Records
--

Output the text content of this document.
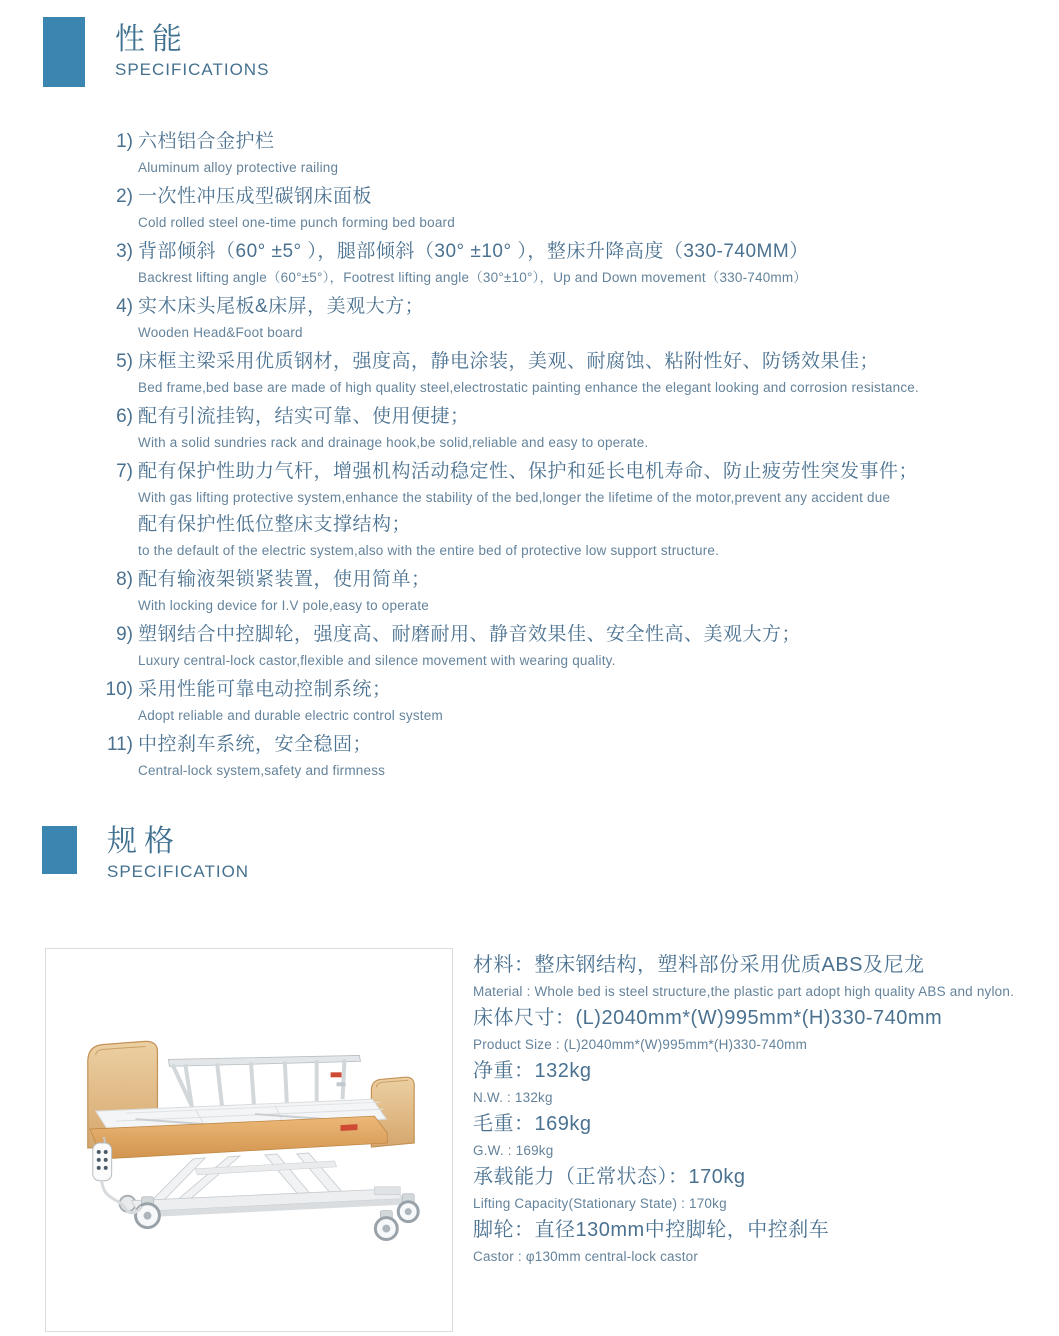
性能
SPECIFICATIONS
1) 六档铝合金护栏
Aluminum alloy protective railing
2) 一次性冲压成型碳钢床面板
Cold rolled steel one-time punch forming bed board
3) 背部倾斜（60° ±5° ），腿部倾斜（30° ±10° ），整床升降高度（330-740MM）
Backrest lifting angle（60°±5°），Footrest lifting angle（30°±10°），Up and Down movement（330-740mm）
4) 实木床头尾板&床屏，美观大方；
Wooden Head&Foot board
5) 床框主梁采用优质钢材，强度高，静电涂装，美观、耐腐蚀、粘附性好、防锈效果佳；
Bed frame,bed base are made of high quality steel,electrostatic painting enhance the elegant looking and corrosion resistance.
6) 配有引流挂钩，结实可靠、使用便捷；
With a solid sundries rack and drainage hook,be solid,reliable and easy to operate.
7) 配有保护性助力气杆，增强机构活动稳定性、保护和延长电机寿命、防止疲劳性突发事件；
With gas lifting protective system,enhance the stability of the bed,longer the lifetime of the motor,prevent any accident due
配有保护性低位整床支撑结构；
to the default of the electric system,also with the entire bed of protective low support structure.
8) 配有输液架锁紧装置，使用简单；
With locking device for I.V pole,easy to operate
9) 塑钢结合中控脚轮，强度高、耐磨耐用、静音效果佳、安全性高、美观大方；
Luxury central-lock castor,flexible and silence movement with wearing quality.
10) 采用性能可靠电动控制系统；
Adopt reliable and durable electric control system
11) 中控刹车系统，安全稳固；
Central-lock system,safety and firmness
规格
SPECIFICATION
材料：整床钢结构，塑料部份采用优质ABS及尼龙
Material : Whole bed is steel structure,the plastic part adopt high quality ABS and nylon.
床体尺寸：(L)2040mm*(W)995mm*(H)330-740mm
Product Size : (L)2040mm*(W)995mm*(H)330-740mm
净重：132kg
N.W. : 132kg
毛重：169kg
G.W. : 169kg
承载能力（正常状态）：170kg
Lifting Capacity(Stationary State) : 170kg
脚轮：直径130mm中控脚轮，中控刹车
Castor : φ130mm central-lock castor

--

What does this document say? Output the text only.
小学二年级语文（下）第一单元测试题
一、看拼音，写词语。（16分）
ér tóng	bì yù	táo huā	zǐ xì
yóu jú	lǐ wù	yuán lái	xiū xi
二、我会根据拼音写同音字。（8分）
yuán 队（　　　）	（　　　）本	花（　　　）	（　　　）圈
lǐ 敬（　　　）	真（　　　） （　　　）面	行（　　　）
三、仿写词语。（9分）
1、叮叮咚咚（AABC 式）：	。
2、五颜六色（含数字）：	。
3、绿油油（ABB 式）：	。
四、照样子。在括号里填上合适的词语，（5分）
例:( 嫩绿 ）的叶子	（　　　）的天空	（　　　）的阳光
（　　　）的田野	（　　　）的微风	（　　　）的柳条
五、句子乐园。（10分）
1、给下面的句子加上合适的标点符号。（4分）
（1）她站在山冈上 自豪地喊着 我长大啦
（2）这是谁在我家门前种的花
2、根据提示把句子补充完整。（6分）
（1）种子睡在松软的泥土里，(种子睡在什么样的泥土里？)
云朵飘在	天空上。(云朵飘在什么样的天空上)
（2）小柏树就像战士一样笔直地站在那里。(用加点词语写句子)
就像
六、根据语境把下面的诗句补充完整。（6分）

--

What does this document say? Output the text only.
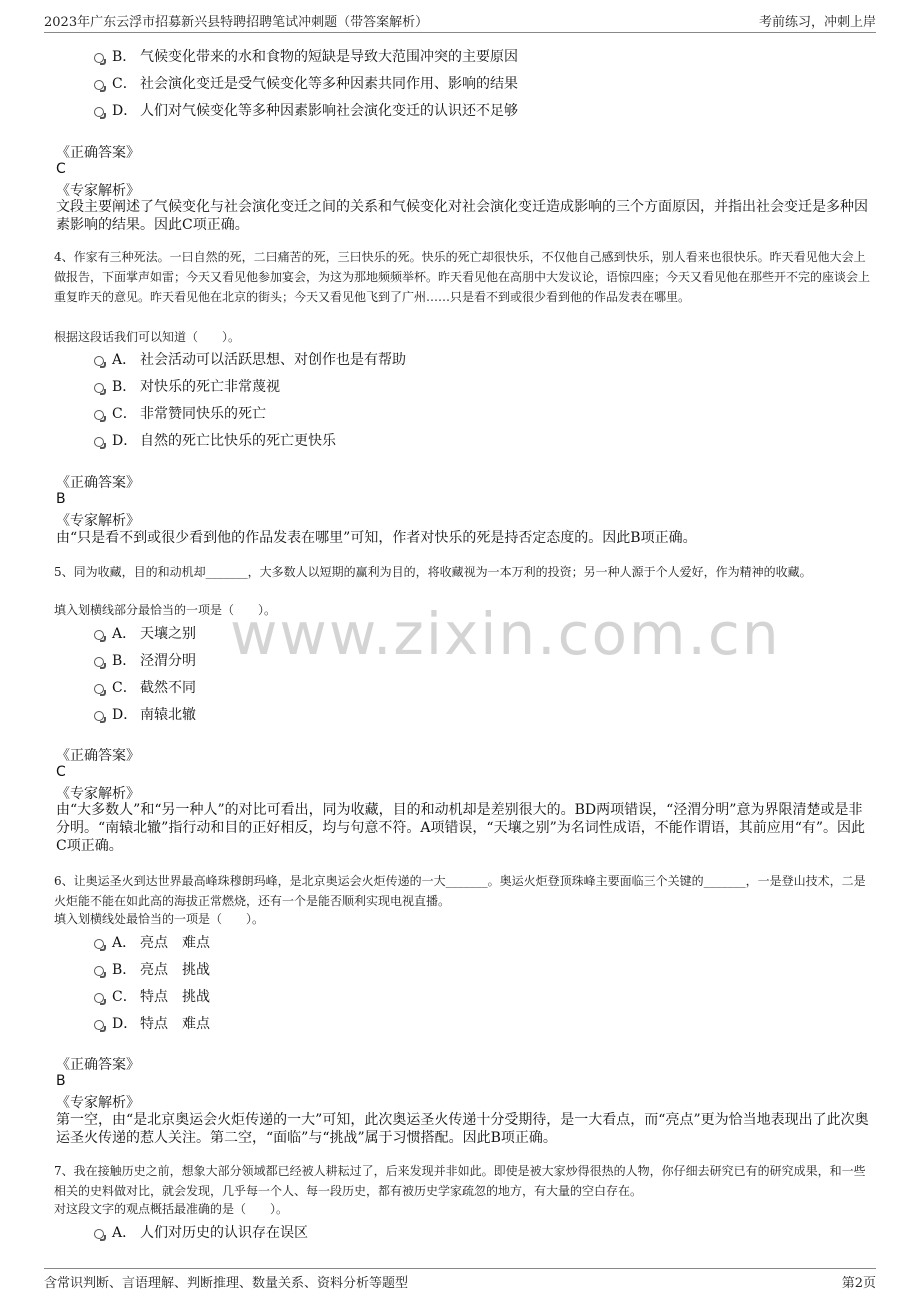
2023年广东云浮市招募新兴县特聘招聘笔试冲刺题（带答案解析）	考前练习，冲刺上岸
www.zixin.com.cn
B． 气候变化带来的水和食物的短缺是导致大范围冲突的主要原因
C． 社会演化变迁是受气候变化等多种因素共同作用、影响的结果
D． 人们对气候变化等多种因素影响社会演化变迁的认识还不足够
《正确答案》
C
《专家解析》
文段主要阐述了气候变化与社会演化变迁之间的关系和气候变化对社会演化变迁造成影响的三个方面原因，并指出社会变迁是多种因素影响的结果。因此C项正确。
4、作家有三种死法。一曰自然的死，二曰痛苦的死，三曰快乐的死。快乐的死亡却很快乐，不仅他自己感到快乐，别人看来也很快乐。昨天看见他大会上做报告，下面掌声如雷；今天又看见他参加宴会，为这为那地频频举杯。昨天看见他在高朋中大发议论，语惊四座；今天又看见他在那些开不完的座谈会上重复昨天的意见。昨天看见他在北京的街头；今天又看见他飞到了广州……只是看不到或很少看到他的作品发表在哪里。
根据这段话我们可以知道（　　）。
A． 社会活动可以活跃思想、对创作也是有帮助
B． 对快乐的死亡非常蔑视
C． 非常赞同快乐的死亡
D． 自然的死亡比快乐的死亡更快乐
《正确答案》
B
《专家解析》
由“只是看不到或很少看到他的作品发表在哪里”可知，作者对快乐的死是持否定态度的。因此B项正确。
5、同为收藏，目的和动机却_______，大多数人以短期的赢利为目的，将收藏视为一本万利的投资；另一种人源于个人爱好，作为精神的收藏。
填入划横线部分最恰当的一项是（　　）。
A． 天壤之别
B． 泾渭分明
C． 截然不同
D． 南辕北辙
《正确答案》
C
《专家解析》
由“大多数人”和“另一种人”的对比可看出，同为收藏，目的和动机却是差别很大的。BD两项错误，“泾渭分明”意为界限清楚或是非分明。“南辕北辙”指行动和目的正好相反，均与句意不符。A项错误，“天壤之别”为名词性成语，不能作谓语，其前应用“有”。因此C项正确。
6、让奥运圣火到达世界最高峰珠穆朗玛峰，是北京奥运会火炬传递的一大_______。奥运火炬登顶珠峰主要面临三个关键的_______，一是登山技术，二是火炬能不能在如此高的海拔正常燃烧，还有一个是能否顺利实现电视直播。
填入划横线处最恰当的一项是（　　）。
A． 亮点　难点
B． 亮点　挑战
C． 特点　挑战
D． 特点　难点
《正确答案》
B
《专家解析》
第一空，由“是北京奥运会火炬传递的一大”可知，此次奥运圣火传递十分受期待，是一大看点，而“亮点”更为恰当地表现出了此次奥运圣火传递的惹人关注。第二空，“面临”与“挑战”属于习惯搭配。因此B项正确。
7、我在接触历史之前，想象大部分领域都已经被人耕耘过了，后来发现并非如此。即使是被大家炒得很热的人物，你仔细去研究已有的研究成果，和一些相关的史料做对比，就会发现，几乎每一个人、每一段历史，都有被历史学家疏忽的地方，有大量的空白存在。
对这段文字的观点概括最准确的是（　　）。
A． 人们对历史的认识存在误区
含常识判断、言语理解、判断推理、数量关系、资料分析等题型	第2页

--

**WHAT TO PRODUCE**
Find every line in the records that has the string "enhance", then state how many there are and nothing else.

**OUTPUT FOR THIS TASK**
2